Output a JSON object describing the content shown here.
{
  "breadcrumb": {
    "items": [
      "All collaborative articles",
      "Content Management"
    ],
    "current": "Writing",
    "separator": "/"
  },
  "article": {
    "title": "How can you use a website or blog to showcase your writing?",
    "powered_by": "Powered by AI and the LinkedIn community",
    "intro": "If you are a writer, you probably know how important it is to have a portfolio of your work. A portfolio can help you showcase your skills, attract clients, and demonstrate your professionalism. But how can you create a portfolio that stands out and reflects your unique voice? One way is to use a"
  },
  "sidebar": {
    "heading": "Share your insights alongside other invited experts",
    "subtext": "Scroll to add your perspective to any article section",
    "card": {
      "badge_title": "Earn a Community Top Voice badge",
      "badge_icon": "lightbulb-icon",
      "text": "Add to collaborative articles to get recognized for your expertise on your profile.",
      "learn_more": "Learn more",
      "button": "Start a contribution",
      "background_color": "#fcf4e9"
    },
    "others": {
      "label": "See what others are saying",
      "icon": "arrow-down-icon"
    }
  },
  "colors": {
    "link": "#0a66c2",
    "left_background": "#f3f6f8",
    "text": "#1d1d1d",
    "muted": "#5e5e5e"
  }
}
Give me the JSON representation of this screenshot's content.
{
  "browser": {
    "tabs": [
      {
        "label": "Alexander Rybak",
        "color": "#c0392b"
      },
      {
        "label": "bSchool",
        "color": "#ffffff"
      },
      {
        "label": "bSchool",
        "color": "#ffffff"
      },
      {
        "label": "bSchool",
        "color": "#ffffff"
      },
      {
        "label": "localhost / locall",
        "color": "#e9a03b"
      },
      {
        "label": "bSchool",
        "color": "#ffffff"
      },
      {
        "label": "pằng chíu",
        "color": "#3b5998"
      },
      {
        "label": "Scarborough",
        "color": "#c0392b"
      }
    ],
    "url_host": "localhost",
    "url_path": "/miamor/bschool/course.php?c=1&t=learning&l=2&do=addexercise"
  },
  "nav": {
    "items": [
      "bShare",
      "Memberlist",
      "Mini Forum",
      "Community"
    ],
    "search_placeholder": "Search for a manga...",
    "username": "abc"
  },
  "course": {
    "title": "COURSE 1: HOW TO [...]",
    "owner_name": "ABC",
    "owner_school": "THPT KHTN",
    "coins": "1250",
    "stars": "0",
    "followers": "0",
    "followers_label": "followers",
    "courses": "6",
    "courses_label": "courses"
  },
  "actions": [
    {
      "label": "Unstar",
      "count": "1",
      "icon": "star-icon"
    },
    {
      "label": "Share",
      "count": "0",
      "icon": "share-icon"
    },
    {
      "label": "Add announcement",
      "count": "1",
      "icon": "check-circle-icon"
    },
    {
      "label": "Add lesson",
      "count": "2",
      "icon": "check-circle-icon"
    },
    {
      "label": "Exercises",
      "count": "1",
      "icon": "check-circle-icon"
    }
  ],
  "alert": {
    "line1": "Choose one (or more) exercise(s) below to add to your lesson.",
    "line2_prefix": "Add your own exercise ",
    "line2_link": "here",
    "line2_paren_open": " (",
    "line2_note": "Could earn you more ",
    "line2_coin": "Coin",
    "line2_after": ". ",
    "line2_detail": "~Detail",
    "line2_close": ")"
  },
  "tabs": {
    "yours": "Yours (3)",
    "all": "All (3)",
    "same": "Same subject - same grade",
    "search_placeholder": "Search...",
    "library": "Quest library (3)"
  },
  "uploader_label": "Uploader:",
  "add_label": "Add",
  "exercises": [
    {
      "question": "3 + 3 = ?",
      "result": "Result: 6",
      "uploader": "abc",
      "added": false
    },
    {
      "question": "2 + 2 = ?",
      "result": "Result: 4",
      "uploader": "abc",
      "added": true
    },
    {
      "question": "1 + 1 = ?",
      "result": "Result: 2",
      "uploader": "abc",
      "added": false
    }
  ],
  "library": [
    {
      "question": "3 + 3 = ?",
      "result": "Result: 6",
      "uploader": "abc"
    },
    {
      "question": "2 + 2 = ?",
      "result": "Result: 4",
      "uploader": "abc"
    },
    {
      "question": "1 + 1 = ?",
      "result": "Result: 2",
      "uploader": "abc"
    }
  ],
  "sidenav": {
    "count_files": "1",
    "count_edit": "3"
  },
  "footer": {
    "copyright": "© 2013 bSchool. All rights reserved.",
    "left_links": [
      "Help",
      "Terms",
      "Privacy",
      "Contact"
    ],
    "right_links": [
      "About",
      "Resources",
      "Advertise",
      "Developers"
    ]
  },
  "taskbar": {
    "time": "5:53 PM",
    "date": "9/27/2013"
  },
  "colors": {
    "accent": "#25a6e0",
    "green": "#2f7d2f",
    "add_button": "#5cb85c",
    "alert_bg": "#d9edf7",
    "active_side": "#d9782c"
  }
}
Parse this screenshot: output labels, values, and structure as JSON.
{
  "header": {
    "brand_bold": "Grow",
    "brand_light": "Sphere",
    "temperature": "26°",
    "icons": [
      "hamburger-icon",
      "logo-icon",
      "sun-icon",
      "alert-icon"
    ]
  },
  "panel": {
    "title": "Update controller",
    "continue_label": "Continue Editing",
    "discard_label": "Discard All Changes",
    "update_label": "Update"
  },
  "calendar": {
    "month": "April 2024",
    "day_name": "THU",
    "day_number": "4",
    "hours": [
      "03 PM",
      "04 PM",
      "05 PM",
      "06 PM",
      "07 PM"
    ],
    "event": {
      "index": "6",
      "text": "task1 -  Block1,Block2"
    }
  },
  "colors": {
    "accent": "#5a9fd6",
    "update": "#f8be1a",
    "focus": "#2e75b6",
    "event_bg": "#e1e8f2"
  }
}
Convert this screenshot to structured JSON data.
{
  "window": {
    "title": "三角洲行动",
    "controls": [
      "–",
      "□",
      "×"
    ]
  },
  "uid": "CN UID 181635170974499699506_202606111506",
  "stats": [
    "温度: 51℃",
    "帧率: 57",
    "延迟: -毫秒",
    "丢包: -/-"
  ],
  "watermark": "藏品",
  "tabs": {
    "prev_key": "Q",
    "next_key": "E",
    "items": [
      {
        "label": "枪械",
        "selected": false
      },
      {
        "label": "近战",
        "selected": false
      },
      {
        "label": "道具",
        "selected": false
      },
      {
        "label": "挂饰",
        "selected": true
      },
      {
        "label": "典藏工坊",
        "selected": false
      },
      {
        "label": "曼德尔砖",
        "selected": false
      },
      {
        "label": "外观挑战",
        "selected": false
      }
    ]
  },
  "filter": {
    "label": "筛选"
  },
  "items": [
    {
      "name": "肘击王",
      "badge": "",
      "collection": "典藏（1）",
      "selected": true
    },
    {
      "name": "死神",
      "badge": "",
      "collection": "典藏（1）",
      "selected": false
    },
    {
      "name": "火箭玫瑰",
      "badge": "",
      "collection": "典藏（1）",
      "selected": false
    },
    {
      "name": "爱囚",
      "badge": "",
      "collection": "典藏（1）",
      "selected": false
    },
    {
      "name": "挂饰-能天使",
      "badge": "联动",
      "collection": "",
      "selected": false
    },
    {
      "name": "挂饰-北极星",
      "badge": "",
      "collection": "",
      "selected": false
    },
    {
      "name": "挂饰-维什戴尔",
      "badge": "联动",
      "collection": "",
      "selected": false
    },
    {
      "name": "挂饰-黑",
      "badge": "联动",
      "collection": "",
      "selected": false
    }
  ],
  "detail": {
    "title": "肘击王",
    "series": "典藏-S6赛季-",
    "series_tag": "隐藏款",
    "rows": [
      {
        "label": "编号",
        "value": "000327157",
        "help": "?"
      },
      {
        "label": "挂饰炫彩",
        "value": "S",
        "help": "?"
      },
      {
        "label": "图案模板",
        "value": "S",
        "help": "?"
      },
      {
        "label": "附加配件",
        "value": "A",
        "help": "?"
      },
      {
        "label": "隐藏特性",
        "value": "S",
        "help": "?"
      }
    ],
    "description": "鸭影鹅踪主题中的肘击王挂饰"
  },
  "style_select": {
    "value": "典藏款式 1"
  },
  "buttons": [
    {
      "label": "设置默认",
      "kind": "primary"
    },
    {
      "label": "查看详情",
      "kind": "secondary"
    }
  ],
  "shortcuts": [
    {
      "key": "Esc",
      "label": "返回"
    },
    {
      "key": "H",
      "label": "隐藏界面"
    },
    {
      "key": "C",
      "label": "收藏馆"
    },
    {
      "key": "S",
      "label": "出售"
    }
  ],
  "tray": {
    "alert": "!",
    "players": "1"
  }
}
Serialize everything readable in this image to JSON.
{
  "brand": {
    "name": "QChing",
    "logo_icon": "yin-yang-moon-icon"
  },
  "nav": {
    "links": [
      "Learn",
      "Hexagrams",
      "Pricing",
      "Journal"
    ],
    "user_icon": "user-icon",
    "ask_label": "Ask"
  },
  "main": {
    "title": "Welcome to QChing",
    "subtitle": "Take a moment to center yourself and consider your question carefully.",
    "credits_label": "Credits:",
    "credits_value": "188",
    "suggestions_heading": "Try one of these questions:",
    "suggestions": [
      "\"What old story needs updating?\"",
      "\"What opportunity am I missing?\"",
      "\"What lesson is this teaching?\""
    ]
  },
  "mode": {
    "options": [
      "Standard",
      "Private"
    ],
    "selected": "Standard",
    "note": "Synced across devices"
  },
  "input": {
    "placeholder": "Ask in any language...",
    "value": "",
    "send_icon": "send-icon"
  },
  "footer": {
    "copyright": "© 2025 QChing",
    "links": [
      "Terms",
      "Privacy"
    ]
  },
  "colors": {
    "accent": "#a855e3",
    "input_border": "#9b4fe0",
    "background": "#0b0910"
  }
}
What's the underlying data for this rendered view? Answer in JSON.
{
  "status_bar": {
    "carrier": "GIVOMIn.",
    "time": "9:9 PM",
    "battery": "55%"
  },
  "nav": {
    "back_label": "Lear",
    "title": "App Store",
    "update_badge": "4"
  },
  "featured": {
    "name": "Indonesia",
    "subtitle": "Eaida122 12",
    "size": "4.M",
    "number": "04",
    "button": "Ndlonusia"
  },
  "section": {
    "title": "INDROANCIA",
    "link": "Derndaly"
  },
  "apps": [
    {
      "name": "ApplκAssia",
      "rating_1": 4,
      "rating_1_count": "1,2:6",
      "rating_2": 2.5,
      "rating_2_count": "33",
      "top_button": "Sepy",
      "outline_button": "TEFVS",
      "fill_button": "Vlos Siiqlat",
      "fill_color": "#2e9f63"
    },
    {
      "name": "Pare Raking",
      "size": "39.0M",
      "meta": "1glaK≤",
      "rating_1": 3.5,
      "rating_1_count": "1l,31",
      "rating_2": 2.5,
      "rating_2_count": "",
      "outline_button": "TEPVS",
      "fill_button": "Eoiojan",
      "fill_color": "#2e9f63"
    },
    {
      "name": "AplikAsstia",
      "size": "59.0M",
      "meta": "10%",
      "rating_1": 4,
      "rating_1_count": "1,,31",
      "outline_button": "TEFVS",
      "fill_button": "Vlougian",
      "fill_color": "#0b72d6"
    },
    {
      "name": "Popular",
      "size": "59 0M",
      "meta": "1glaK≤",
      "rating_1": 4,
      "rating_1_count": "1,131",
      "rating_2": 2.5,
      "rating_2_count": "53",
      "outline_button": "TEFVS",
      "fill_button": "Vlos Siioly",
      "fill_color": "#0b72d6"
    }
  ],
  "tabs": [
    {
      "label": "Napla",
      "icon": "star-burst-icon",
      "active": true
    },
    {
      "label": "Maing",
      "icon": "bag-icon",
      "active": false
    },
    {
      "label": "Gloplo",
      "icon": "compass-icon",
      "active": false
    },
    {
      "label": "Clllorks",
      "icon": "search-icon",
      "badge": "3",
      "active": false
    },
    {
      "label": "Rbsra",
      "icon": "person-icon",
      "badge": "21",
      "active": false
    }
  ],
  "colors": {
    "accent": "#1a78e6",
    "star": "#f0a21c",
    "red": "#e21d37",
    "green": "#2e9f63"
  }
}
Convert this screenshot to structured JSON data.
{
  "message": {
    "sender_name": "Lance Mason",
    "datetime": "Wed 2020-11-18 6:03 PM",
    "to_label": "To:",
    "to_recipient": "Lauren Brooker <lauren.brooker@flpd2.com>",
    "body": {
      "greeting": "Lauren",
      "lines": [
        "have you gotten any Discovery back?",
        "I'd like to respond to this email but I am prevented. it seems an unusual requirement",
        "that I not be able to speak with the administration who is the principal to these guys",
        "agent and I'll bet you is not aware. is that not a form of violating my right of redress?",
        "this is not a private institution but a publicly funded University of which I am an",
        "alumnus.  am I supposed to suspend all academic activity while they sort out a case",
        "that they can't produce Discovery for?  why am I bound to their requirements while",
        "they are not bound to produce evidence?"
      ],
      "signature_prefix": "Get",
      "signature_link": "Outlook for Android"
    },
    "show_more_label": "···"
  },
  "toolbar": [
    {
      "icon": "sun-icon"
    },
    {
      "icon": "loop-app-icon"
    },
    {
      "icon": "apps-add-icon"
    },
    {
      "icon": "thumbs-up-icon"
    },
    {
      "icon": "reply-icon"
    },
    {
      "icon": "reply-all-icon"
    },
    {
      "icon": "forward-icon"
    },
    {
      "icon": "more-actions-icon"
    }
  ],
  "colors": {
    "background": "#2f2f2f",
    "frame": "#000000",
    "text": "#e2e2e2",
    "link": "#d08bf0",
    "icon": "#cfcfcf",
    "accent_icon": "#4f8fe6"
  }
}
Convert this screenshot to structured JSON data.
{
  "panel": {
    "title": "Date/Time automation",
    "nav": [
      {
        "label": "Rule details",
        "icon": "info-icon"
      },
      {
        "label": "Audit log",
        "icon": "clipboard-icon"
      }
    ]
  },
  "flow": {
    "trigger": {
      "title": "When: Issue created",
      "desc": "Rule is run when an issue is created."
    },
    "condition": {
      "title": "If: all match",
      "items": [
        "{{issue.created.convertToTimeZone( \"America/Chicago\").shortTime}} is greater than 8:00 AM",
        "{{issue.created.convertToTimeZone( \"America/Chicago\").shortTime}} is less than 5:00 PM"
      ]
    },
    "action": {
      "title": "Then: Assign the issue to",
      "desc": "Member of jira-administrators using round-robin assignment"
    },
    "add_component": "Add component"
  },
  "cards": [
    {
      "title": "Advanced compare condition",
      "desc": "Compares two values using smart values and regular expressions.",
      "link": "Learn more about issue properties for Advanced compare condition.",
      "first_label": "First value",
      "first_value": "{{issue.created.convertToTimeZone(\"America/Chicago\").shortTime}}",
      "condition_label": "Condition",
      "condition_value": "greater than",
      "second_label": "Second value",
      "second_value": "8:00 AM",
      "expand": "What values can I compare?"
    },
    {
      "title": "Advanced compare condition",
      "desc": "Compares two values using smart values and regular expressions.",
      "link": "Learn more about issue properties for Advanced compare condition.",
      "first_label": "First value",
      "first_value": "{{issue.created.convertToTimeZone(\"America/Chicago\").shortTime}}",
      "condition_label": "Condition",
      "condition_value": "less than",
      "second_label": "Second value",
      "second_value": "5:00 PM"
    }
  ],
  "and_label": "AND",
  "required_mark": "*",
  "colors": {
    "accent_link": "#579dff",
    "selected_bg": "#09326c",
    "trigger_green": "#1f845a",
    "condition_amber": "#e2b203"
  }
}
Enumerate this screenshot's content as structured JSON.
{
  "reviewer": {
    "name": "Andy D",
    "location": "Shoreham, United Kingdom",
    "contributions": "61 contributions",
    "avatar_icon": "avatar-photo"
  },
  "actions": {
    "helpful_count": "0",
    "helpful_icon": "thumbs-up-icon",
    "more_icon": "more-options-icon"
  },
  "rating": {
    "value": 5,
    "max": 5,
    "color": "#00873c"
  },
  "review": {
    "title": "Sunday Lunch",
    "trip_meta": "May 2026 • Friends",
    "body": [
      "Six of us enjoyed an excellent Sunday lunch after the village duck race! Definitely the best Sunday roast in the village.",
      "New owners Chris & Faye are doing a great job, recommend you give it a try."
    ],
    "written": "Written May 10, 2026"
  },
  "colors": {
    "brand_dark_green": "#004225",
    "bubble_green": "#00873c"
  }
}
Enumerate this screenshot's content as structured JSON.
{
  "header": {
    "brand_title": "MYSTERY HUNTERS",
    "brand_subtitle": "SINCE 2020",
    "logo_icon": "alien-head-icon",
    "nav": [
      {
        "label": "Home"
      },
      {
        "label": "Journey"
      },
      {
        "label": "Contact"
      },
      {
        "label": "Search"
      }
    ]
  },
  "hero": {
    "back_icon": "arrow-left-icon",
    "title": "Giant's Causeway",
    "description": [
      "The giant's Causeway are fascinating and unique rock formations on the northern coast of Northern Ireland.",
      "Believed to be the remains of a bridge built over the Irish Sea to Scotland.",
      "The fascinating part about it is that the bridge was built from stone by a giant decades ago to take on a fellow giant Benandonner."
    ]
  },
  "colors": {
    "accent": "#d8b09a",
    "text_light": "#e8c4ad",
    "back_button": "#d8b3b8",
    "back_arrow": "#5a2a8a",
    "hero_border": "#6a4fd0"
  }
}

- - - - - - -

#### [Brief]
Which lines in the data above contain "bound"? Show each one.

#### [Response to this task]
        "that they can't produce Discovery for?  why am I bound to their requirements while",
        "they are not bound to produce evidence?"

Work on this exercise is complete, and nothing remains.